Task prompt: Report how many lines contain the word "обзора", with no other text.

-- Start Data for this exercise --

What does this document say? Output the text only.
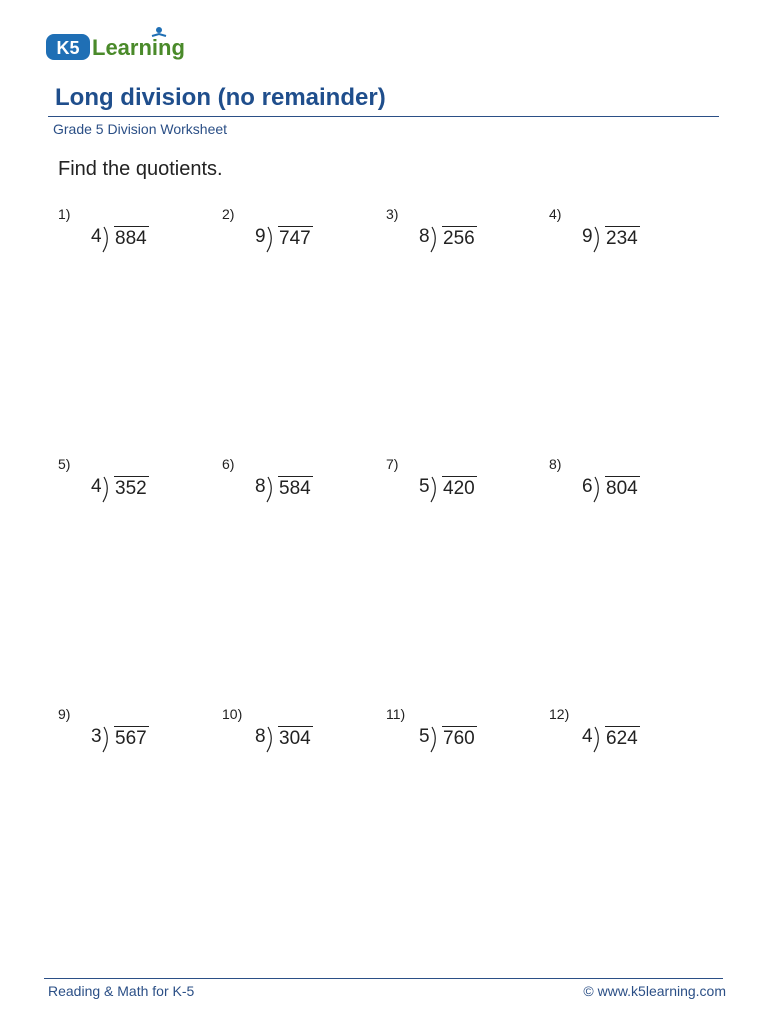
K5 Learning
Long division (no remainder)
Grade 5 Division Worksheet
Find the quotients.
1)
4 884
2)
9 747
3)
8 256
4)
9 234
5)
4 352
6)
8 584
7)
5 420
8)
6 804
9)
3 567
10)
8 304
11)
5 760
12)
4 624
Reading & Math for K-5	© www.k5learning.com
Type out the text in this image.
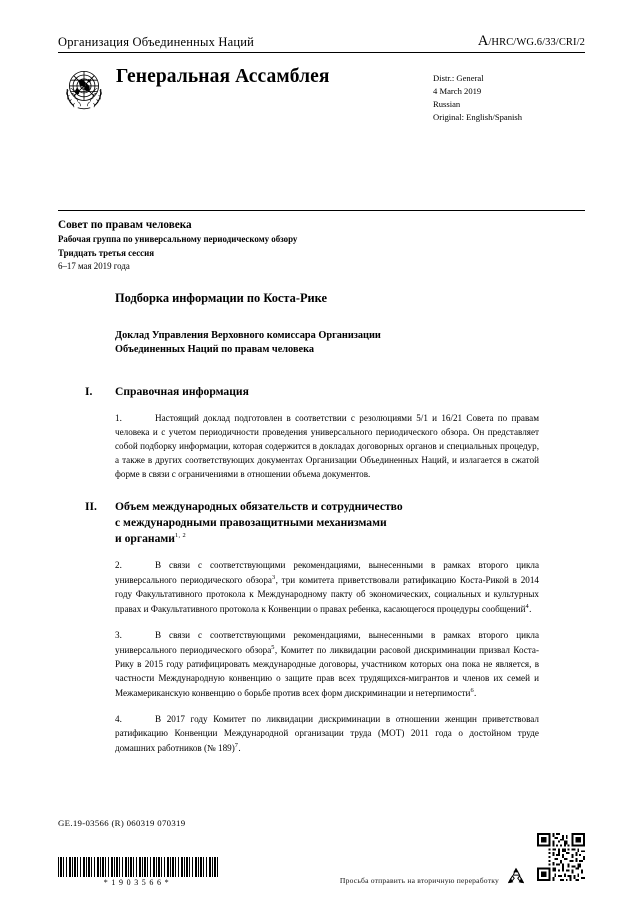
Организация Объединенных Наций	A/HRC/WG.6/33/CRI/2
Генеральная Ассамблея	Distr.: General
4 March 2019
Russian
Original: English/Spanish
Совет по правам человека
Рабочая группа по универсальному периодическому обзору
Тридцать третья сессия
6–17 мая 2019 года
Подборка информации по Коста-Рике
Доклад Управления Верховного комиссара Организации
Объединенных Наций по правам человека
I.	Справочная информация
1.	Настоящий доклад подготовлен в соответствии с резолюциями 5/1 и 16/21 Совета по правам человека и с учетом периодичности проведения универсального периодического обзора. Он представляет собой подборку информации, которая содержится в докладах договорных органов и специальных процедур, а также в других соответствующих документах Организации Объединенных Наций, и излагается в сжатой форме в связи с ограничениями в отношении объема документов.
II.	Объем международных обязательств и сотрудничество
с международными правозащитными механизмами
и органами$^{1, 2}$
2.	В связи с соответствующими рекомендациями, вынесенными в рамках второго цикла универсального периодического обзора$^3$, три комитета приветствовали ратификацию Коста-Рикой в 2014 году Факультативного протокола к Международному пакту об экономических, социальных и культурных правах и Факультативного протокола к Конвенции о правах ребенка, касающегося процедуры сообщений$^4$.
3.	В связи с соответствующими рекомендациями, вынесенными в рамках второго цикла универсального периодического обзора$^5$, Комитет по ликвидации расовой дискриминации призвал Коста-Рику в 2015 году ратифицировать международные договоры, участником которых она пока не является, в частности Международную конвенцию о защите прав всех трудящихся-мигрантов и членов их семей и Межамериканскую конвенцию о борьбе против всех форм дискриминации и нетерпимости$^6$.
4.	В 2017 году Комитет по ликвидации дискриминации в отношении женщин приветствовал ратификацию Конвенции Международной организации труда (МОТ) 2011 года о достойном труде домашних работников (№ 189)$^7$.
GE.19-03566 (R) 060319 070319
*1903566*	Просьба отправить на вторичную переработку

-- End Data for this exercise --

Complete response: 3